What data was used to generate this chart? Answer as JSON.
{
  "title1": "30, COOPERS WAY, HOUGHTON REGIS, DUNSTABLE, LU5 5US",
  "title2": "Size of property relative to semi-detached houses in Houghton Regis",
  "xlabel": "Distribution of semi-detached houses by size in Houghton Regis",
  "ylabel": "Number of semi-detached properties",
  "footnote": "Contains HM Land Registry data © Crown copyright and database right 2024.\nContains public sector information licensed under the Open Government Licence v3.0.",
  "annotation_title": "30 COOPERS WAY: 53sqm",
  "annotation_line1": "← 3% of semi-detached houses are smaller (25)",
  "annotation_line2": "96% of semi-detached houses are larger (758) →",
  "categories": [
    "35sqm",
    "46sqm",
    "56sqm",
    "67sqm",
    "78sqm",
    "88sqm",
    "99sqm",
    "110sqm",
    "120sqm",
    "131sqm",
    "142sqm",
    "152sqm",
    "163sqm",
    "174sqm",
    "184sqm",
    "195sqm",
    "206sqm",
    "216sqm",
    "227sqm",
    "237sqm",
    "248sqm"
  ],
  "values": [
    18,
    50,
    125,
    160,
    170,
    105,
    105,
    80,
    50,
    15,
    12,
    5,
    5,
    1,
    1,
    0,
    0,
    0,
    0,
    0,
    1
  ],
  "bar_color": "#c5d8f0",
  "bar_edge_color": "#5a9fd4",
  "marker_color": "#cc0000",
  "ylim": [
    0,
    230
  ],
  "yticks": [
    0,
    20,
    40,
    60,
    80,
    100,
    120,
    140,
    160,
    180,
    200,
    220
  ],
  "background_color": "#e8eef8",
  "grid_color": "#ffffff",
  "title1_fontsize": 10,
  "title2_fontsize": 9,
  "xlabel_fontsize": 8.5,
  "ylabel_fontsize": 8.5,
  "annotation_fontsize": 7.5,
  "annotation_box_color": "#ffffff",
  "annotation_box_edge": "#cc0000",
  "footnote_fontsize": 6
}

• [PROBLEM REQUIREMENTS]:
Extract the whole listing, character for character.

• [CORRECT RESULT]:
What data was used to generate this chart? Answer as JSON.
{
  "title1": "30, COOPERS WAY, HOUGHTON REGIS, DUNSTABLE, LU5 5US",
  "title2": "Size of property relative to semi-detached houses in Houghton Regis",
  "xlabel": "Distribution of semi-detached houses by size in Houghton Regis",
  "ylabel": "Number of semi-detached properties",
  "footnote": "Contains HM Land Registry data © Crown copyright and database right 2024.\nContains public sector information licensed under the Open Government Licence v3.0.",
  "annotation_title": "30 COOPERS WAY: 53sqm",
  "annotation_line1": "← 3% of semi-detached houses are smaller (25)",
  "annotation_line2": "96% of semi-detached houses are larger (758) →",
  "categories": [
    "35sqm",
    "46sqm",
    "56sqm",
    "67sqm",
    "78sqm",
    "88sqm",
    "99sqm",
    "110sqm",
    "120sqm",
    "131sqm",
    "142sqm",
    "152sqm",
    "163sqm",
    "174sqm",
    "184sqm",
    "195sqm",
    "206sqm",
    "216sqm",
    "227sqm",
    "237sqm",
    "248sqm"
  ],
  "values": [
    18,
    50,
    125,
    160,
    170,
    105,
    105,
    80,
    50,
    15,
    12,
    5,
    5,
    1,
    1,
    0,
    0,
    0,
    0,
    0,
    1
  ],
  "bar_color": "#c5d8f0",
  "bar_edge_color": "#5a9fd4",
  "marker_color": "#cc0000",
  "ylim": [
    0,
    230
  ],
  "yticks": [
    0,
    20,
    40,
    60,
    80,
    100,
    120,
    140,
    160,
    180,
    200,
    220
  ],
  "background_color": "#e8eef8",
  "grid_color": "#ffffff",
  "title1_fontsize": 10,
  "title2_fontsize": 9,
  "xlabel_fontsize": 8.5,
  "ylabel_fontsize": 8.5,
  "annotation_fontsize": 7.5,
  "annotation_box_color": "#ffffff",
  "annotation_box_edge": "#cc0000",
  "footnote_fontsize": 6
}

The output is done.